Schrijf het stuk van "Skip to main" tot en met "niet meer bereikbaar." uit de tekst over re-integratie opnieuw over en noem "bedrijfsarts" daarin overal "arboarts".

··· Tekstfragment ···

Skip to main content

Een werknemer die ziek is, moet meewerken aan zijn re-integratie. Bij tegenwerking of weigering kunnen de consequenties serieus zijn, zoals ontbinding van de arbeidsovereenkomst.

Dat merkte deze automonteur. Hij is 11 jaar in dienst als hij zich ziek meldt. Een week na zijn ziekmelding gaat hij bij zijn collega’s in de garage koffiedrinken. Als de bedrijfsarts hem uitnodigt voor een belafspraak, geeft de monteur niet thuis, zonder tegenbericht. Hij is voor zijn baas ook niet meer bereikbaar.

··· Gegeven materiaal ···

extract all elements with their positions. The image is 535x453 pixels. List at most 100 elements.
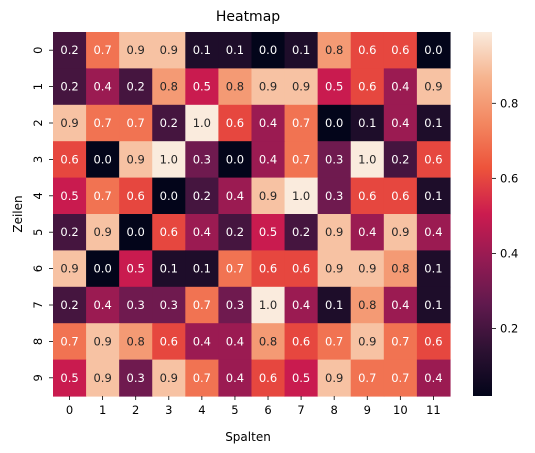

···

> [Uitgewerkt antwoord]:
Skip to main content

Een werknemer die ziek is, moet meewerken aan zijn re-integratie. Bij tegenwerking of weigering kunnen de consequenties serieus zijn, zoals ontbinding van de arbeidsovereenkomst.

Dat merkte deze automonteur. Hij is 11 jaar in dienst als hij zich ziek meldt. Een week na zijn ziekmelding gaat hij bij zijn collega’s in de garage koffiedrinken. Als de arboarts hem uitnodigt voor een belafspraak, geeft de monteur niet thuis, zonder tegenbericht. Hij is voor zijn baas ook niet meer bereikbaar.